:: Listing

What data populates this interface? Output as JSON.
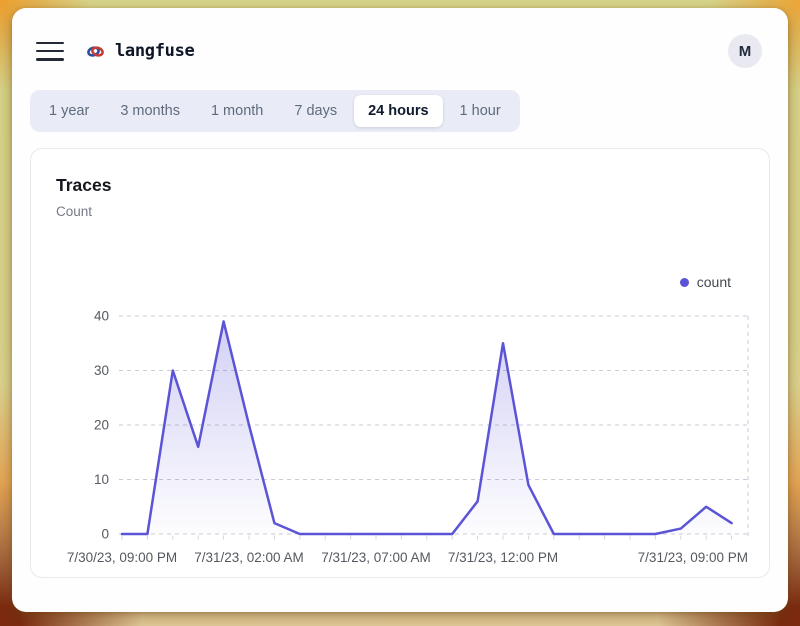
{
  "header": {
    "brand": "langfuse",
    "avatar_initial": "M"
  },
  "tabs": {
    "items": [
      {
        "label": "1 year",
        "active": false
      },
      {
        "label": "3 months",
        "active": false
      },
      {
        "label": "1 month",
        "active": false
      },
      {
        "label": "7 days",
        "active": false
      },
      {
        "label": "24 hours",
        "active": true
      },
      {
        "label": "1 hour",
        "active": false
      }
    ]
  },
  "card": {
    "title": "Traces",
    "subtitle": "Count"
  },
  "chart_data": {
    "type": "area",
    "title": "Traces",
    "ylabel": "Count",
    "legend": [
      {
        "name": "count",
        "color": "#5b54d6"
      }
    ],
    "legend_position": "top-right",
    "x": [
      "7/30/23 21:00",
      "7/30/23 22:00",
      "7/30/23 23:00",
      "7/31/23 00:00",
      "7/31/23 01:00",
      "7/31/23 02:00",
      "7/31/23 03:00",
      "7/31/23 04:00",
      "7/31/23 05:00",
      "7/31/23 06:00",
      "7/31/23 07:00",
      "7/31/23 08:00",
      "7/31/23 09:00",
      "7/31/23 10:00",
      "7/31/23 11:00",
      "7/31/23 12:00",
      "7/31/23 13:00",
      "7/31/23 14:00",
      "7/31/23 15:00",
      "7/31/23 16:00",
      "7/31/23 17:00",
      "7/31/23 18:00",
      "7/31/23 19:00",
      "7/31/23 20:00",
      "7/31/23 21:00"
    ],
    "series": [
      {
        "name": "count",
        "values": [
          0,
          0,
          30,
          16,
          39,
          20,
          2,
          0,
          0,
          0,
          0,
          0,
          0,
          0,
          6,
          35,
          9,
          0,
          0,
          0,
          0,
          0,
          1,
          5,
          2
        ]
      }
    ],
    "x_ticks": [
      {
        "index": 0,
        "label": "7/30/23, 09:00 PM"
      },
      {
        "index": 5,
        "label": "7/31/23, 02:00 AM"
      },
      {
        "index": 10,
        "label": "7/31/23, 07:00 AM"
      },
      {
        "index": 15,
        "label": "7/31/23, 12:00 PM"
      },
      {
        "index": 24,
        "label": "7/31/23, 09:00 PM"
      }
    ],
    "y_ticks": [
      0,
      10,
      20,
      30,
      40
    ],
    "ylim": [
      0,
      40
    ],
    "grid": "horizontal-dashed",
    "line_color": "#5b54d6",
    "area_fill": "vertical gradient #5b54d6 to transparent",
    "axis_text_color": "#55595f",
    "grid_color": "#c6cbd4"
  },
  "colors": {
    "accent": "#5b54d6",
    "tabbar_bg": "#e9ecf6",
    "active_tab_bg": "#ffffff",
    "card_border": "#e7e9ef"
  }
}
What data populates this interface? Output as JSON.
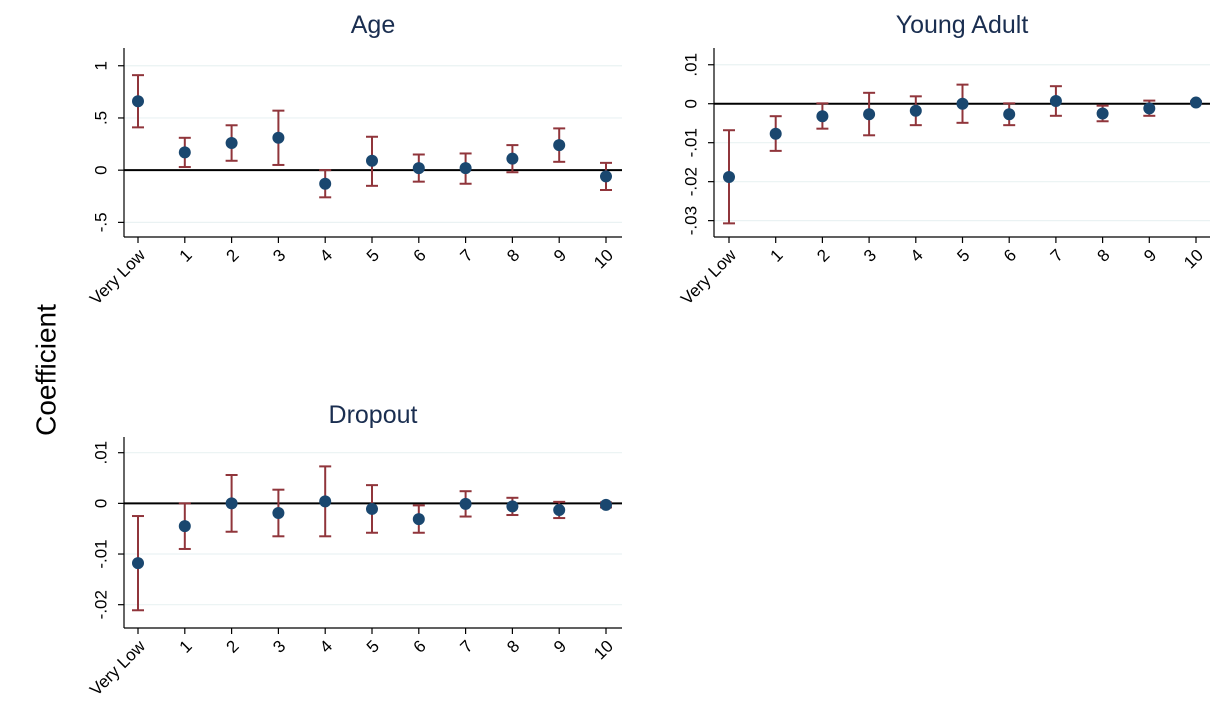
{
  "y_axis_label": "Coefficient",
  "colors": {
    "marker": "#1a476f",
    "ci": "#90353b",
    "grid": "#eaf2f3",
    "title": "#1a2e50",
    "zero_line": "#000000"
  },
  "chart_data": [
    {
      "type": "scatter",
      "title": "Age",
      "categories": [
        "Very Low",
        "1",
        "2",
        "3",
        "4",
        "5",
        "6",
        "7",
        "8",
        "9",
        "10"
      ],
      "values": [
        0.66,
        0.17,
        0.26,
        0.31,
        -0.13,
        0.09,
        0.02,
        0.02,
        0.11,
        0.24,
        -0.06
      ],
      "ci_low": [
        0.41,
        0.03,
        0.09,
        0.05,
        -0.26,
        -0.15,
        -0.11,
        -0.13,
        -0.02,
        0.08,
        -0.19
      ],
      "ci_high": [
        0.91,
        0.31,
        0.43,
        0.57,
        0.0,
        0.32,
        0.15,
        0.16,
        0.24,
        0.4,
        0.07
      ],
      "yticks": [
        "-.5",
        "0",
        ".5",
        "1"
      ],
      "ytick_values": [
        -0.5,
        0,
        0.5,
        1
      ],
      "ylim": [
        -0.64,
        1.17
      ],
      "zero_line": true,
      "grid": true
    },
    {
      "type": "scatter",
      "title": "Young Adult",
      "categories": [
        "Very Low",
        "1",
        "2",
        "3",
        "4",
        "5",
        "6",
        "7",
        "8",
        "9",
        "10"
      ],
      "values": [
        -0.0188,
        -0.0077,
        -0.0032,
        -0.0027,
        -0.0018,
        0.0,
        -0.0027,
        0.0007,
        -0.0025,
        -0.0012,
        0.0003
      ],
      "ci_low": [
        -0.0307,
        -0.0121,
        -0.0064,
        -0.0081,
        -0.0055,
        -0.0049,
        -0.0055,
        -0.0031,
        -0.0045,
        -0.0031,
        0.0
      ],
      "ci_high": [
        -0.0068,
        -0.0032,
        0.0001,
        0.0028,
        0.0019,
        0.0049,
        0.0001,
        0.0045,
        -0.0005,
        0.0008,
        0.0006
      ],
      "yticks": [
        "-.03",
        "-.02",
        "-.01",
        "0",
        ".01"
      ],
      "ytick_values": [
        -0.03,
        -0.02,
        -0.01,
        0,
        0.01
      ],
      "ylim": [
        -0.0342,
        0.0143
      ],
      "zero_line": true,
      "grid": true
    },
    {
      "type": "scatter",
      "title": "Dropout",
      "categories": [
        "Very Low",
        "1",
        "2",
        "3",
        "4",
        "5",
        "6",
        "7",
        "8",
        "9",
        "10"
      ],
      "values": [
        -0.0118,
        -0.0045,
        0.0,
        -0.0019,
        0.0004,
        -0.0011,
        -0.0031,
        -0.0001,
        -0.0006,
        -0.0013,
        -0.0003
      ],
      "ci_low": [
        -0.0211,
        -0.009,
        -0.0056,
        -0.0065,
        -0.0065,
        -0.0058,
        -0.0058,
        -0.0026,
        -0.0023,
        -0.0029,
        -0.0008
      ],
      "ci_high": [
        -0.0025,
        0.0,
        0.0056,
        0.0027,
        0.0073,
        0.0036,
        -0.0004,
        0.0024,
        0.0011,
        0.0003,
        0.0002
      ],
      "yticks": [
        "-.02",
        "-.01",
        "0",
        ".01"
      ],
      "ytick_values": [
        -0.02,
        -0.01,
        0,
        0.01
      ],
      "ylim": [
        -0.0246,
        0.0131
      ],
      "zero_line": true,
      "grid": true
    }
  ]
}
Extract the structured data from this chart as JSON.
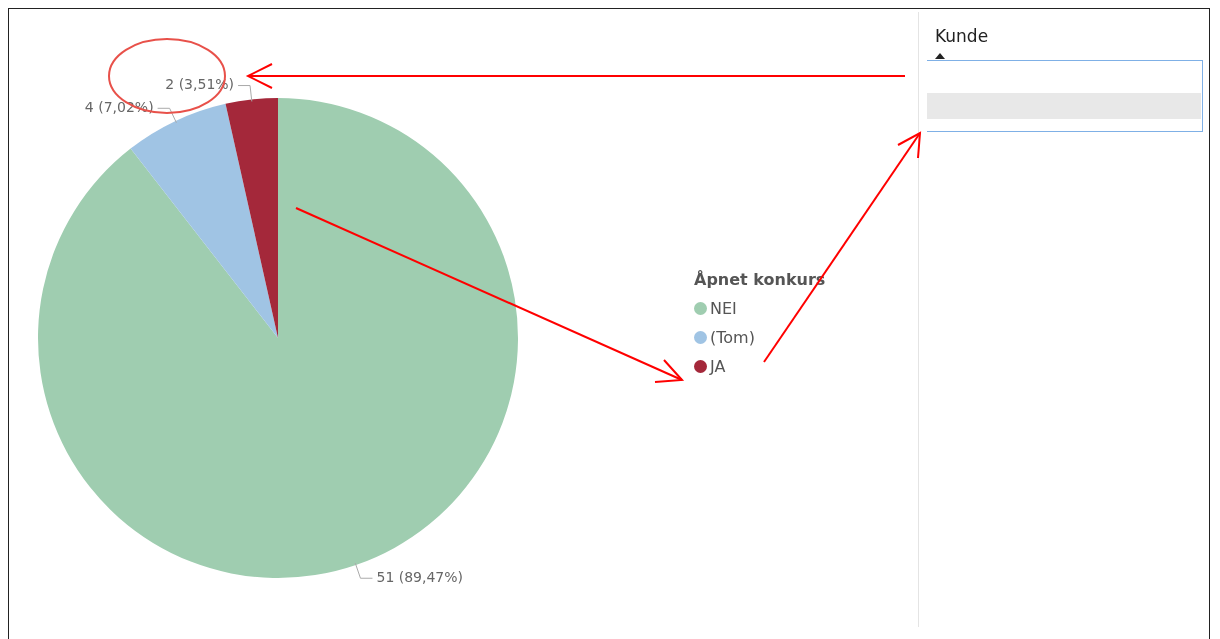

::::

■ **What the task requires**:
All of the entries above should be duplicated exactly, except for the pictures.

■ **Response to the exercise**:
What data populates this interface? Output as JSON.
{
  "header": {
    "brand": "langfuse",
    "avatar_initial": "M"
  },
  "tabs": {
    "items": [
      {
        "label": "1 year",
        "active": false
      },
      {
        "label": "3 months",
        "active": false
      },
      {
        "label": "1 month",
        "active": false
      },
      {
        "label": "7 days",
        "active": false
      },
      {
        "label": "24 hours",
        "active": true
      },
      {
        "label": "1 hour",
        "active": false
      }
    ]
  },
  "card": {
    "title": "Traces",
    "subtitle": "Count"
  },
  "chart_data": {
    "type": "area",
    "title": "Traces",
    "ylabel": "Count",
    "legend": [
      {
        "name": "count",
        "color": "#5b54d6"
      }
    ],
    "legend_position": "top-right",
    "x": [
      "7/30/23 21:00",
      "7/30/23 22:00",
      "7/30/23 23:00",
      "7/31/23 00:00",
      "7/31/23 01:00",
      "7/31/23 02:00",
      "7/31/23 03:00",
      "7/31/23 04:00",
      "7/31/23 05:00",
      "7/31/23 06:00",
      "7/31/23 07:00",
      "7/31/23 08:00",
      "7/31/23 09:00",
      "7/31/23 10:00",
      "7/31/23 11:00",
      "7/31/23 12:00",
      "7/31/23 13:00",
      "7/31/23 14:00",
      "7/31/23 15:00",
      "7/31/23 16:00",
      "7/31/23 17:00",
      "7/31/23 18:00",
      "7/31/23 19:00",
      "7/31/23 20:00",
      "7/31/23 21:00"
    ],
    "series": [
      {
        "name": "count",
        "values": [
          0,
          0,
          30,
          16,
          39,
          20,
          2,
          0,
          0,
          0,
          0,
          0,
          0,
          0,
          6,
          35,
          9,
          0,
          0,
          0,
          0,
          0,
          1,
          5,
          2
        ]
      }
    ],
    "x_ticks": [
      {
        "index": 0,
        "label": "7/30/23, 09:00 PM"
      },
      {
        "index": 5,
        "label": "7/31/23, 02:00 AM"
      },
      {
        "index": 10,
        "label": "7/31/23, 07:00 AM"
      },
      {
        "index": 15,
        "label": "7/31/23, 12:00 PM"
      },
      {
        "index": 24,
        "label": "7/31/23, 09:00 PM"
      }
    ],
    "y_ticks": [
      0,
      10,
      20,
      30,
      40
    ],
    "ylim": [
      0,
      40
    ],
    "grid": "horizontal-dashed",
    "line_color": "#5b54d6",
    "area_fill": "vertical gradient #5b54d6 to transparent",
    "axis_text_color": "#55595f",
    "grid_color": "#c6cbd4"
  },
  "colors": {
    "accent": "#5b54d6",
    "tabbar_bg": "#e9ecf6",
    "active_tab_bg": "#ffffff",
    "card_border": "#e7e9ef"
  }
}
What data populates this interface? Output as JSON.
{
  "y_axis_label": "Coefficient",
  "colors": {
    "marker": "#1a476f",
    "ci": "#90353b",
    "grid": "#eaf2f3",
    "title": "#1a2e50",
    "zero_line": "#000000"
  },
  "chart_data": [
    {
      "type": "scatter",
      "title": "Age",
      "categories": [
        "Very Low",
        "1",
        "2",
        "3",
        "4",
        "5",
        "6",
        "7",
        "8",
        "9",
        "10"
      ],
      "values": [
        0.66,
        0.17,
        0.26,
        0.31,
        -0.13,
        0.09,
        0.02,
        0.02,
        0.11,
        0.24,
        -0.06
      ],
      "ci_low": [
        0.41,
        0.03,
        0.09,
        0.05,
        -0.26,
        -0.15,
        -0.11,
        -0.13,
        -0.02,
        0.08,
        -0.19
      ],
      "ci_high": [
        0.91,
        0.31,
        0.43,
        0.57,
        0.0,
        0.32,
        0.15,
        0.16,
        0.24,
        0.4,
        0.07
      ],
      "yticks": [
        "-.5",
        "0",
        ".5",
        "1"
      ],
      "ytick_values": [
        -0.5,
        0,
        0.5,
        1
      ],
      "ylim": [
        -0.64,
        1.17
      ],
      "zero_line": true,
      "grid": true
    },
    {
      "type": "scatter",
      "title": "Young Adult",
      "categories": [
        "Very Low",
        "1",
        "2",
        "3",
        "4",
        "5",
        "6",
        "7",
        "8",
        "9",
        "10"
      ],
      "values": [
        -0.0188,
        -0.0077,
        -0.0032,
        -0.0027,
        -0.0018,
        0.0,
        -0.0027,
        0.0007,
        -0.0025,
        -0.0012,
        0.0003
      ],
      "ci_low": [
        -0.0307,
        -0.0121,
        -0.0064,
        -0.0081,
        -0.0055,
        -0.0049,
        -0.0055,
        -0.0031,
        -0.0045,
        -0.0031,
        0.0
      ],
      "ci_high": [
        -0.0068,
        -0.0032,
        0.0001,
        0.0028,
        0.0019,
        0.0049,
        0.0001,
        0.0045,
        -0.0005,
        0.0008,
        0.0006
      ],
      "yticks": [
        "-.03",
        "-.02",
        "-.01",
        "0",
        ".01"
      ],
      "ytick_values": [
        -0.03,
        -0.02,
        -0.01,
        0,
        0.01
      ],
      "ylim": [
        -0.0342,
        0.0143
      ],
      "zero_line": true,
      "grid": true
    },
    {
      "type": "scatter",
      "title": "Dropout",
      "categories": [
        "Very Low",
        "1",
        "2",
        "3",
        "4",
        "5",
        "6",
        "7",
        "8",
        "9",
        "10"
      ],
      "values": [
        -0.0118,
        -0.0045,
        0.0,
        -0.0019,
        0.0004,
        -0.0011,
        -0.0031,
        -0.0001,
        -0.0006,
        -0.0013,
        -0.0003
      ],
      "ci_low": [
        -0.0211,
        -0.009,
        -0.0056,
        -0.0065,
        -0.0065,
        -0.0058,
        -0.0058,
        -0.0026,
        -0.0023,
        -0.0029,
        -0.0008
      ],
      "ci_high": [
        -0.0025,
        0.0,
        0.0056,
        0.0027,
        0.0073,
        0.0036,
        -0.0004,
        0.0024,
        0.0011,
        0.0003,
        0.0002
      ],
      "yticks": [
        "-.02",
        "-.01",
        "0",
        ".01"
      ],
      "ytick_values": [
        -0.02,
        -0.01,
        0,
        0.01
      ],
      "ylim": [
        -0.0246,
        0.0131
      ],
      "zero_line": true,
      "grid": true
    }
  ]
}
Extract the structured data from this chart as JSON.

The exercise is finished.